Task details> Check each line below for the word "analysis", and copy those that have it.

※

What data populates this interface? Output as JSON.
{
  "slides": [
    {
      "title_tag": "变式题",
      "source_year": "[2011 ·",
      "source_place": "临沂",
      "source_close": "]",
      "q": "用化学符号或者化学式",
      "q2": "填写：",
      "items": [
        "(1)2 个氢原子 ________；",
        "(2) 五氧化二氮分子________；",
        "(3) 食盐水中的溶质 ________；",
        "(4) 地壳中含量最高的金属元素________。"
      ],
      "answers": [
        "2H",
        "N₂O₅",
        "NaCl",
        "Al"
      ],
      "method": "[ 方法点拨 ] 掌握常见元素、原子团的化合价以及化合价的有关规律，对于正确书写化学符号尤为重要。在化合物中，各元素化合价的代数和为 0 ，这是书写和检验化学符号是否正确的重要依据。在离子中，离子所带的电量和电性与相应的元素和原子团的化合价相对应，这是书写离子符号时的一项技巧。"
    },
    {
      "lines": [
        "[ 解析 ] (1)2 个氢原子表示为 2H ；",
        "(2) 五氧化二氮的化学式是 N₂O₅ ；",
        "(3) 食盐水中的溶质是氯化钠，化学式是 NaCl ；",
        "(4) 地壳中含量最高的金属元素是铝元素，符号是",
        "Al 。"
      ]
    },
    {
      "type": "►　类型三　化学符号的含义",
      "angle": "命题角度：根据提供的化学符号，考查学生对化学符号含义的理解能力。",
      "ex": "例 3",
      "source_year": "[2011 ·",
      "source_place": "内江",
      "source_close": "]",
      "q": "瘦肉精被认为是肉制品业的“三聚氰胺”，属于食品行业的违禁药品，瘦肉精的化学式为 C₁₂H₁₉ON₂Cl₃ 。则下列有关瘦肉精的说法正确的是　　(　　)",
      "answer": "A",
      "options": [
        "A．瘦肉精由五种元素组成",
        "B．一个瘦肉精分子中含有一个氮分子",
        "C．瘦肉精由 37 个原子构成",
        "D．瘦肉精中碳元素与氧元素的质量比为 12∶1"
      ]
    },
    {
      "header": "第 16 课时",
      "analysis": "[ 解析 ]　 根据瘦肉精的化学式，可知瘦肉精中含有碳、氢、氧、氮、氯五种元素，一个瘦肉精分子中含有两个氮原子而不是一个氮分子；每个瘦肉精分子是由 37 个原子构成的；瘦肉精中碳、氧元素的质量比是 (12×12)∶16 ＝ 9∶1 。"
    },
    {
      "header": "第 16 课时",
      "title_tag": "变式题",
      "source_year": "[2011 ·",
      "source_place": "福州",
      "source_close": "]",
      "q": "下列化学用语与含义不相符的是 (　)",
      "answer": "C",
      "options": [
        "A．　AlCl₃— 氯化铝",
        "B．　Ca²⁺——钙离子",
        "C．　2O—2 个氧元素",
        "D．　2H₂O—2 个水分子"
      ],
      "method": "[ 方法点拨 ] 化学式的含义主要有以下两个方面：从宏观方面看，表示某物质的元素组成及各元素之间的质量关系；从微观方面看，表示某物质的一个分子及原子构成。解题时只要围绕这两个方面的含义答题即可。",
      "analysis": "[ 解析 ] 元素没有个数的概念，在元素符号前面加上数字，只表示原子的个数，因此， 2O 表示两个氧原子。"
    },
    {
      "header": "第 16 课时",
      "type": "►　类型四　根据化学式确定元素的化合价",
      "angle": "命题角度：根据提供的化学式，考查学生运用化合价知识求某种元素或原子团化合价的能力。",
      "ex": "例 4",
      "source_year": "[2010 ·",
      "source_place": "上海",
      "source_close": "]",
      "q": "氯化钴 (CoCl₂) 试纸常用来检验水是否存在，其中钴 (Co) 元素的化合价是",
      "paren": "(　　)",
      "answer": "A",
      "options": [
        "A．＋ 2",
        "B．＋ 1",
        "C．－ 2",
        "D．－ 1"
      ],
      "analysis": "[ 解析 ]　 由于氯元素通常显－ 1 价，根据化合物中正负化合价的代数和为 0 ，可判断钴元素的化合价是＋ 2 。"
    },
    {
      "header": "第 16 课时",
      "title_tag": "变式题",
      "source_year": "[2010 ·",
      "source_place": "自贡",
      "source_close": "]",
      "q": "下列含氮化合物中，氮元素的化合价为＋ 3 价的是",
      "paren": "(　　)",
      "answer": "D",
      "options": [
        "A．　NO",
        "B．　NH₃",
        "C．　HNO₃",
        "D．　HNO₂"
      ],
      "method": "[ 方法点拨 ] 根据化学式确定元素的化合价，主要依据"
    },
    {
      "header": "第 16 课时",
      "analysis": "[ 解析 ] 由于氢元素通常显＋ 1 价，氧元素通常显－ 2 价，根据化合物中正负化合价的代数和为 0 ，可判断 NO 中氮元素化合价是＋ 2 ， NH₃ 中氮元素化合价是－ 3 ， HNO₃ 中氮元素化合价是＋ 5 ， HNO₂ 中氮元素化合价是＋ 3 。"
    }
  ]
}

※

Result below>
      "analysis": "[ 解析 ]　 根据瘦肉精的化学式，可知瘦肉精中含有碳、氢、氧、氮、氯五种元素，一个瘦肉精分子中含有两个氮原子而不是一个氮分子；每个瘦肉精分子是由 37 个原子构成的；瘦肉精中碳、氧元素的质量比是 (12×12)∶16 ＝ 9∶1 。"
      "analysis": "[ 解析 ] 元素没有个数的概念，在元素符号前面加上数字，只表示原子的个数，因此， 2O 表示两个氧原子。"
      "analysis": "[ 解析 ]　 由于氯元素通常显－ 1 价，根据化合物中正负化合价的代数和为 0 ，可判断钴元素的化合价是＋ 2 。"
      "analysis": "[ 解析 ] 由于氢元素通常显＋ 1 价，氧元素通常显－ 2 价，根据化合物中正负化合价的代数和为 0 ，可判断 NO 中氮元素化合价是＋ 2 ， NH₃ 中氮元素化合价是－ 3 ， HNO₃ 中氮元素化合价是＋ 5 ， HNO₂ 中氮元素化合价是＋ 3 。"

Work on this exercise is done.